Pick out the lines containing "icon".

§ **Dataset items**:
⟨

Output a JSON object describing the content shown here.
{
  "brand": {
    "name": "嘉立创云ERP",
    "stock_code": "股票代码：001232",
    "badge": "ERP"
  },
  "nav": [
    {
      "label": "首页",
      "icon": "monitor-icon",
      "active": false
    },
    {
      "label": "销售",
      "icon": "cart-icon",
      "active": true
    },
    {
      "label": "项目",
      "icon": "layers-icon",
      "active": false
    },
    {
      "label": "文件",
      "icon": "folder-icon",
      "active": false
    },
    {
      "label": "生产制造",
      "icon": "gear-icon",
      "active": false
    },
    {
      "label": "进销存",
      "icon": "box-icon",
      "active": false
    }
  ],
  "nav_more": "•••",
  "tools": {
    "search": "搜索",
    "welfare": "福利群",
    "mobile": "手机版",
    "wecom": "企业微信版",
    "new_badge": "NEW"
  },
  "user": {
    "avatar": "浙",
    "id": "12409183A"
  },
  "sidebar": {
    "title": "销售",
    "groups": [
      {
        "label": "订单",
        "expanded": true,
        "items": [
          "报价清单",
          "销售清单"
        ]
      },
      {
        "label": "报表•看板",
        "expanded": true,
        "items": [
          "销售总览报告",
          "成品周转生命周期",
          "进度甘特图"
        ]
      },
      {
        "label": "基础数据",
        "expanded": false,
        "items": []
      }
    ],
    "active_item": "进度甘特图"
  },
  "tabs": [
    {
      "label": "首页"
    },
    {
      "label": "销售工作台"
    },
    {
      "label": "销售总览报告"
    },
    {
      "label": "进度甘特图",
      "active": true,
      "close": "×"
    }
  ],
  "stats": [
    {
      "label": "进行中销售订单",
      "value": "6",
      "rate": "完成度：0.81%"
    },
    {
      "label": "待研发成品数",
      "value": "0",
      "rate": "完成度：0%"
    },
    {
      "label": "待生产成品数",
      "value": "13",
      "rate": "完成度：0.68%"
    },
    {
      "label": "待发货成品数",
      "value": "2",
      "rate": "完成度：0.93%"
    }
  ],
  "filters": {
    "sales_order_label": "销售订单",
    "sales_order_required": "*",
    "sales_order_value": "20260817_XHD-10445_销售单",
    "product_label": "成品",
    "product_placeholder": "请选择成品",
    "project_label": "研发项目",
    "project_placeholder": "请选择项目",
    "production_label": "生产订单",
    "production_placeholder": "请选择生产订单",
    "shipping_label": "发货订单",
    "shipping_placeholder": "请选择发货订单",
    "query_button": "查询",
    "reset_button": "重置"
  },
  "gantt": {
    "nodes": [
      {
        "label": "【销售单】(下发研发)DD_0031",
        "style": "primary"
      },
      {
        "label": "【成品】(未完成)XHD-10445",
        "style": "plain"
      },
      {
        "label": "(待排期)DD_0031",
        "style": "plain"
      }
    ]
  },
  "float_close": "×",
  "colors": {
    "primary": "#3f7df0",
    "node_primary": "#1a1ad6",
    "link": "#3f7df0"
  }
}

⟩

§ **ANSWER TO THE EXERCISE**:
      "icon": "monitor-icon",
      "icon": "cart-icon",
      "icon": "layers-icon",
      "icon": "folder-icon",
      "icon": "gear-icon",
      "icon": "box-icon",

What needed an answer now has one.